* [What is required]: Find and copy each line of the records where the string "subject" shows up.

Records that describe figures:

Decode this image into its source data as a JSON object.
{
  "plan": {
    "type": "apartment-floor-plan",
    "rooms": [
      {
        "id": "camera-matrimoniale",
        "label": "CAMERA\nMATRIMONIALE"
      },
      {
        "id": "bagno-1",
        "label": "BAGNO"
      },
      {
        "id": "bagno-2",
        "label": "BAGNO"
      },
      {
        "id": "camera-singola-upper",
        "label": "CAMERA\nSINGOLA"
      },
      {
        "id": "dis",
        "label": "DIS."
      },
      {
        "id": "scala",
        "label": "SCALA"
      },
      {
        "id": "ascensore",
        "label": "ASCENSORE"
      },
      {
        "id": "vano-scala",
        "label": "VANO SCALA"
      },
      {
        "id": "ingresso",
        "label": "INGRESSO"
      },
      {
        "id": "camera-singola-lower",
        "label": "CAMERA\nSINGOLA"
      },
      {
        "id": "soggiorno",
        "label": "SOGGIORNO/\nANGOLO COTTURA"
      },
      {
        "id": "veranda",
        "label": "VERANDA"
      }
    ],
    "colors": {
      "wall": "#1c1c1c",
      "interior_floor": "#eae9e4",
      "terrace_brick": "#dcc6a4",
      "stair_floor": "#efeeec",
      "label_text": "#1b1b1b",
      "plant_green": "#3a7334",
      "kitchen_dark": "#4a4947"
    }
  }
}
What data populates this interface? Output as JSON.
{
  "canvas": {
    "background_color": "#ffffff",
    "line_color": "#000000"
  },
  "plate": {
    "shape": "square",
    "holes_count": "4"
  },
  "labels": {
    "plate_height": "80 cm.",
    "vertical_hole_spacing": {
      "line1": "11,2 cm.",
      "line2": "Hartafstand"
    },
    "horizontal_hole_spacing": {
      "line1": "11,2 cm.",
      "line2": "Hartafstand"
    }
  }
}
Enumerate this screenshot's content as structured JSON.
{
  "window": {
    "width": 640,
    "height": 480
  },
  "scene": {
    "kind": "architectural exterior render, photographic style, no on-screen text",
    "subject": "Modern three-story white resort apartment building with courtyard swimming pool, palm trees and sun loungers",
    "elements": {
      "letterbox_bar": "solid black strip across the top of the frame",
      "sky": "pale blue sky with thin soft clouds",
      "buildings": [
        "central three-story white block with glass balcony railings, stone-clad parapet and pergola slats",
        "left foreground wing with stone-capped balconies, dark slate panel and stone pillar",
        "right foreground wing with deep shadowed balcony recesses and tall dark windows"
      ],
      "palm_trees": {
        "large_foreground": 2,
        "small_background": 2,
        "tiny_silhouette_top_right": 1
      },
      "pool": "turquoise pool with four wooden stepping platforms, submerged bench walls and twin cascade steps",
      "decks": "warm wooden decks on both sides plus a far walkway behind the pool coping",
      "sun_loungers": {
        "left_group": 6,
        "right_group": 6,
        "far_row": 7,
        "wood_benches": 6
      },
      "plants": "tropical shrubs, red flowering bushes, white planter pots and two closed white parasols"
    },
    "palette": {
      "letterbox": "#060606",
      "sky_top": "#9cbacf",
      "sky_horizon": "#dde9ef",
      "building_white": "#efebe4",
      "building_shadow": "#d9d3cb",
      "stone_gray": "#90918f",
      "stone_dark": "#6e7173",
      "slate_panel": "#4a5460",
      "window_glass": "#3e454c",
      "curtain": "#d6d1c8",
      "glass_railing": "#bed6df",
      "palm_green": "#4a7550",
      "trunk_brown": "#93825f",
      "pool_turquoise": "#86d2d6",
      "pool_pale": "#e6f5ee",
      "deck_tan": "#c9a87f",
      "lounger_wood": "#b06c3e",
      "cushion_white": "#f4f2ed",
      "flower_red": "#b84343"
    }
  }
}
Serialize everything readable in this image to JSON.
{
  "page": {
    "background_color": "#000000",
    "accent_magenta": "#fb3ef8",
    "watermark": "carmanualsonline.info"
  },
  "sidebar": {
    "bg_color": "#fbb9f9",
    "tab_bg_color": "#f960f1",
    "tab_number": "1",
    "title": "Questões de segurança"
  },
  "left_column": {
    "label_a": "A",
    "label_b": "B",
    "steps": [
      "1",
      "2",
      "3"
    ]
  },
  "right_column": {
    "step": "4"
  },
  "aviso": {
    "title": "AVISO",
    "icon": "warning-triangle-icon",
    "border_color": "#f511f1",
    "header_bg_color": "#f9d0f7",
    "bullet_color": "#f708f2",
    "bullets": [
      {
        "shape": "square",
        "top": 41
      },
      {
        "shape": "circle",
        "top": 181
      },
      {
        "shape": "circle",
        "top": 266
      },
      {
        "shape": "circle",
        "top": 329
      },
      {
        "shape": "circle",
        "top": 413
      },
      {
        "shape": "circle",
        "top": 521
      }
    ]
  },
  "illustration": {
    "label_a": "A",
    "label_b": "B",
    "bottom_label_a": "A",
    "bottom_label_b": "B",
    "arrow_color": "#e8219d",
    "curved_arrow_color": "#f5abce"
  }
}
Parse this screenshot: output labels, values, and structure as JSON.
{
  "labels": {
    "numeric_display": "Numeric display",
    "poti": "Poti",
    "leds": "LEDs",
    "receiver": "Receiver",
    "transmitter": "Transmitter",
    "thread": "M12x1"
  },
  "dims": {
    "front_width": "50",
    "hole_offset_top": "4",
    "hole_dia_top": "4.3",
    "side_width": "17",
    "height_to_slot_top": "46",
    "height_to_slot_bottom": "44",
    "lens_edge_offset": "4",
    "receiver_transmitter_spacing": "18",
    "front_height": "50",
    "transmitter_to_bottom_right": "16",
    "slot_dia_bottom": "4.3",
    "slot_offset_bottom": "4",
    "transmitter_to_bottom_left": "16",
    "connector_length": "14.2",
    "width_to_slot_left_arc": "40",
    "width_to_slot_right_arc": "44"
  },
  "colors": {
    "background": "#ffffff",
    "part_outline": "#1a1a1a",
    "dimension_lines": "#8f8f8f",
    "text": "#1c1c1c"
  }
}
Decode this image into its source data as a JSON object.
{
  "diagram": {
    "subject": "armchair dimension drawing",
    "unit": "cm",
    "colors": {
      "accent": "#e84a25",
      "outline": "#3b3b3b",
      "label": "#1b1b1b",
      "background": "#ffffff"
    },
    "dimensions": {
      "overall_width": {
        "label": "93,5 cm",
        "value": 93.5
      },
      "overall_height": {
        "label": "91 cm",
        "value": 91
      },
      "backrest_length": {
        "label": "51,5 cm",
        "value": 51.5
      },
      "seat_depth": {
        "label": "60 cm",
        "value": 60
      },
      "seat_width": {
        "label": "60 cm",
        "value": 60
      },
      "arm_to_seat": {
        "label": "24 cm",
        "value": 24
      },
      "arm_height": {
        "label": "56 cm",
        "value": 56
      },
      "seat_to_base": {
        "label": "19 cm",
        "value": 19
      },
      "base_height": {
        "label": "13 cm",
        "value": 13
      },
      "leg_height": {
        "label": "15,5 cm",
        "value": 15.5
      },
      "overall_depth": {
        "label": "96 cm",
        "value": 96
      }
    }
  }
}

* [Final result]:
    "subject": "Modern three-story white resort apartment building with courtyard swimming pool, palm trees and sun loungers",
    "subject": "armchair dimension drawing",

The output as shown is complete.